(Data provided):
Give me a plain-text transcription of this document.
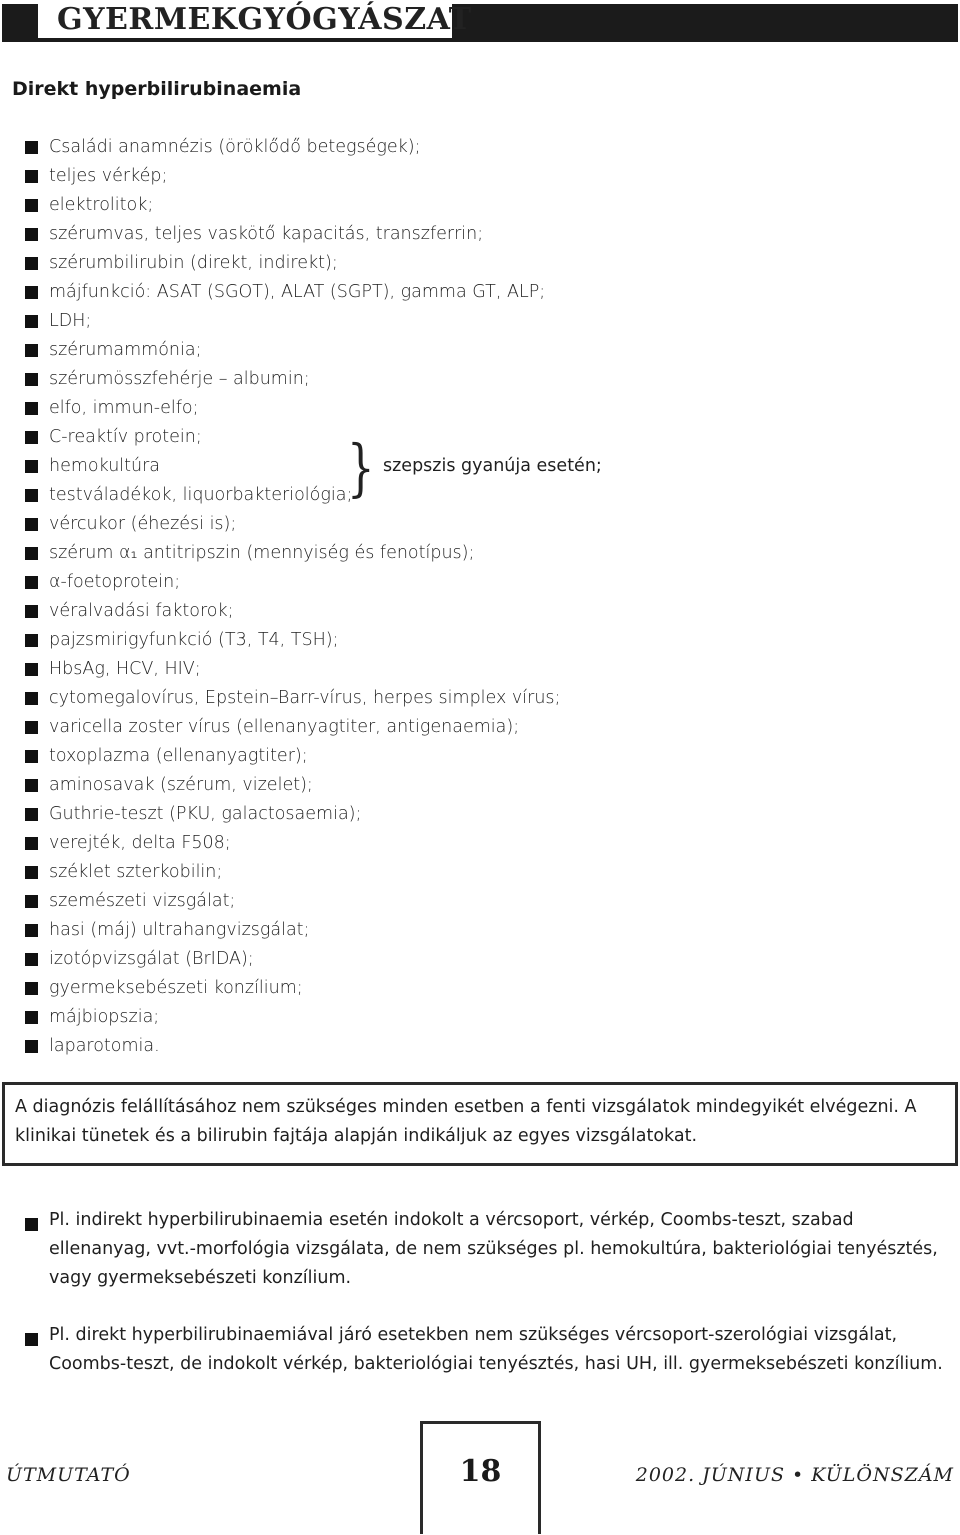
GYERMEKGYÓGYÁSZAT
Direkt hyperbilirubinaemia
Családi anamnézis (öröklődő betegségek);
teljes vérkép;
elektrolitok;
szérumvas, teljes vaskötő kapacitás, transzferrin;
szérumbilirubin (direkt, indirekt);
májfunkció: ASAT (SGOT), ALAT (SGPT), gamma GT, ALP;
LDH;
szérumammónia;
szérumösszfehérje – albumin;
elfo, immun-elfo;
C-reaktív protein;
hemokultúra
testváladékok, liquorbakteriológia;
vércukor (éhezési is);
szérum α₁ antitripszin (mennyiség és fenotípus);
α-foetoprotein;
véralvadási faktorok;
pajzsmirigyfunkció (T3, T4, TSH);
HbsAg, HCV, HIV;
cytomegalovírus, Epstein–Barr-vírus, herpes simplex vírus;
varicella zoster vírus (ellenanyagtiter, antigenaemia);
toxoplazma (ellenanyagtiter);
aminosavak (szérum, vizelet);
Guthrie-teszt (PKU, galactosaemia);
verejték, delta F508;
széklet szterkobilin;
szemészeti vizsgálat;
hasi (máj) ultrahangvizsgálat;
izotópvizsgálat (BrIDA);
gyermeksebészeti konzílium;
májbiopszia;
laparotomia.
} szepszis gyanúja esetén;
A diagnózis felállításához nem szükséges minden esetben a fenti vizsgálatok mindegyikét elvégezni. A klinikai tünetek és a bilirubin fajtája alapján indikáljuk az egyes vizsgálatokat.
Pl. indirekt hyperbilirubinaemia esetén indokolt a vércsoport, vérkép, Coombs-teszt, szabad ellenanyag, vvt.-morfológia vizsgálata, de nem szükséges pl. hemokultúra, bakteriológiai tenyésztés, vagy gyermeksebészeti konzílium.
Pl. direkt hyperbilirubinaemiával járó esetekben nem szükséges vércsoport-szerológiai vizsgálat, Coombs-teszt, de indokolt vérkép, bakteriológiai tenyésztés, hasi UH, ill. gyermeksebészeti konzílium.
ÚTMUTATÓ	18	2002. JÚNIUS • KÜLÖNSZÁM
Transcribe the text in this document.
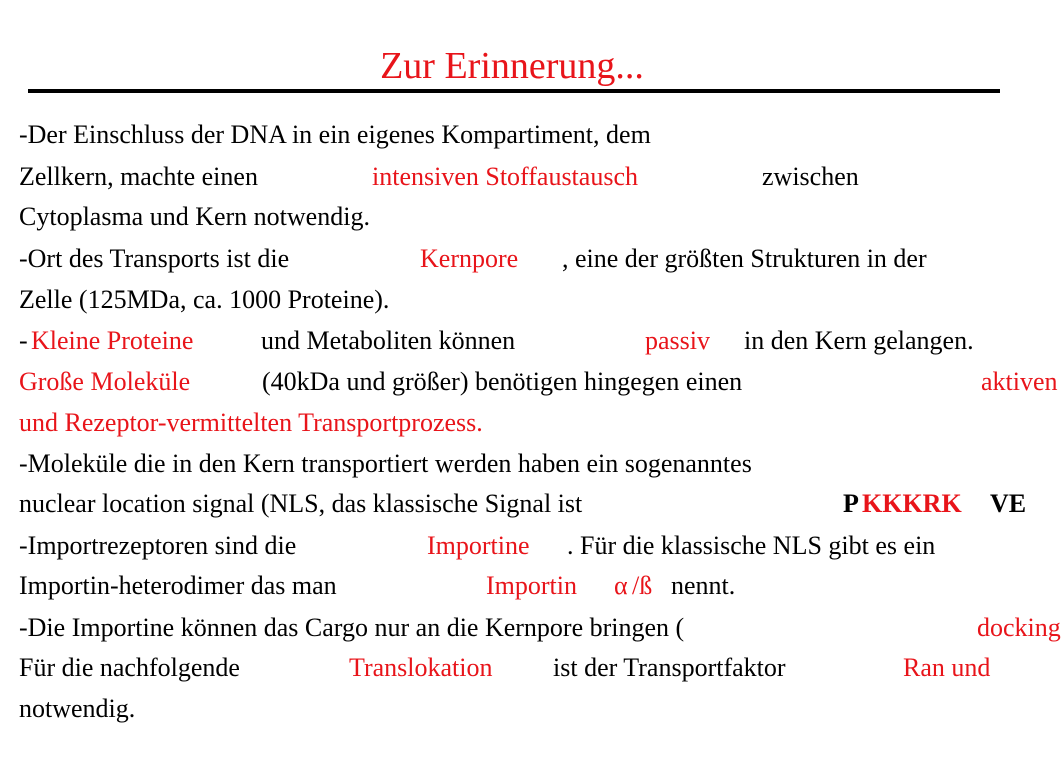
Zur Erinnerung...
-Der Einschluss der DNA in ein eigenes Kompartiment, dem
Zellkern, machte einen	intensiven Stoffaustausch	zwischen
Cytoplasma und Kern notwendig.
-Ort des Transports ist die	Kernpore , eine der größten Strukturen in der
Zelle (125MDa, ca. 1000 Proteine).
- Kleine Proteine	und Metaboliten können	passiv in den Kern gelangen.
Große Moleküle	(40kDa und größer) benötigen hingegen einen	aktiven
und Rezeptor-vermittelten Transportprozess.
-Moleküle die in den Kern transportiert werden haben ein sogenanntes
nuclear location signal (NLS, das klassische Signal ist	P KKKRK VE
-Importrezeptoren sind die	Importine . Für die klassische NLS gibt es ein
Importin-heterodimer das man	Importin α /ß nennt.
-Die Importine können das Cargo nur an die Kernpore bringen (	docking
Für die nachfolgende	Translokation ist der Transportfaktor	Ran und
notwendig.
---
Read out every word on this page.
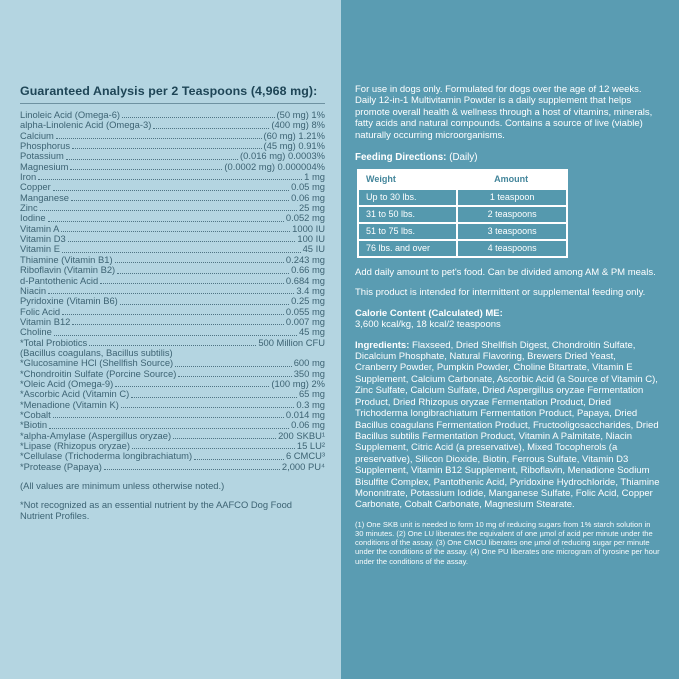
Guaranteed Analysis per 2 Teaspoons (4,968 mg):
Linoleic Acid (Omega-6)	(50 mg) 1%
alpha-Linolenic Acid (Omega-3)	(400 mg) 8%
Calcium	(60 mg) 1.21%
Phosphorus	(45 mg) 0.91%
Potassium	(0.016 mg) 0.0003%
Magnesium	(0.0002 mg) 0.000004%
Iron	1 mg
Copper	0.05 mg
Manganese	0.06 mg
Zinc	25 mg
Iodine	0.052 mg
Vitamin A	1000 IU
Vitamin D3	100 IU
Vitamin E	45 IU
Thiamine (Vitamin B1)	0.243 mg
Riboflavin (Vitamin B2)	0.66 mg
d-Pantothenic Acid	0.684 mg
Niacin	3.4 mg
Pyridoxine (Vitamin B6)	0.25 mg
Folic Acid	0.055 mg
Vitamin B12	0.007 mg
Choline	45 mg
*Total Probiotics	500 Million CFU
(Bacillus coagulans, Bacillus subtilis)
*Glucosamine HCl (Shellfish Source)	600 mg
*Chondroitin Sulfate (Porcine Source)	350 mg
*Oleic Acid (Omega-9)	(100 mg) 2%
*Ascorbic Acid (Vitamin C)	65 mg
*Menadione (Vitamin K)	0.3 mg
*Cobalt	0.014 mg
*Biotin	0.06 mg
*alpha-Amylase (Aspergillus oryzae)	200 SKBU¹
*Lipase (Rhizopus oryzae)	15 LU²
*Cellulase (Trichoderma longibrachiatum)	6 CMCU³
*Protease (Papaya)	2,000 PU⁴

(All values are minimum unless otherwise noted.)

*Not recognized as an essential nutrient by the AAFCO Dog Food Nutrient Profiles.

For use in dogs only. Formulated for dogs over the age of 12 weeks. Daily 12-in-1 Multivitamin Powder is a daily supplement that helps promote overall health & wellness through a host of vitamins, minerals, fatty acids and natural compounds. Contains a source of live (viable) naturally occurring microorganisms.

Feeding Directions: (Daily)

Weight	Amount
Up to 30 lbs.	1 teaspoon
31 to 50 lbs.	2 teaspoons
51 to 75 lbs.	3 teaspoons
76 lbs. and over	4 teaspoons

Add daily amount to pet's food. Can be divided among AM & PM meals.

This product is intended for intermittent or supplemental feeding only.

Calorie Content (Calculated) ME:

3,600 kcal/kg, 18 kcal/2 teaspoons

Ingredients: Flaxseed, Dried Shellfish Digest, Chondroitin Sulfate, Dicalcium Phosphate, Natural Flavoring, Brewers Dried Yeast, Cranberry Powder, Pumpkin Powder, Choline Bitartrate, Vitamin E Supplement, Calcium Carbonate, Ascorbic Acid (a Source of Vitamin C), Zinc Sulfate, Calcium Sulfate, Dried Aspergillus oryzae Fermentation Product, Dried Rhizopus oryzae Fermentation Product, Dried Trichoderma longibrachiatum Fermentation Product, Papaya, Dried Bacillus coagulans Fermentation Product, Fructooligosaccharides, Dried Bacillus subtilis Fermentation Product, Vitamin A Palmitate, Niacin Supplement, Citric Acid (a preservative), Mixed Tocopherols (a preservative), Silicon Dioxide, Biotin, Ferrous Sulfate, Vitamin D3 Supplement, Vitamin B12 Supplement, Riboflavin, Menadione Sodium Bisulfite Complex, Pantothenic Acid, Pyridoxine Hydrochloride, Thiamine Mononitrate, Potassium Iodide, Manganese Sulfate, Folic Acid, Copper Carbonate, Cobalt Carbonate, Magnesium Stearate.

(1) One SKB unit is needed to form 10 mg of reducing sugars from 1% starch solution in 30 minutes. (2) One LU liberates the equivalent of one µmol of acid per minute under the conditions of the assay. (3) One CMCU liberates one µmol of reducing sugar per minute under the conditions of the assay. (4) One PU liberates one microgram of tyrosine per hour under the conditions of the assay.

(What the task requires): Every line of the listing that holds "Menadione" is to be counted; give only the resulting number.

(Response area): 2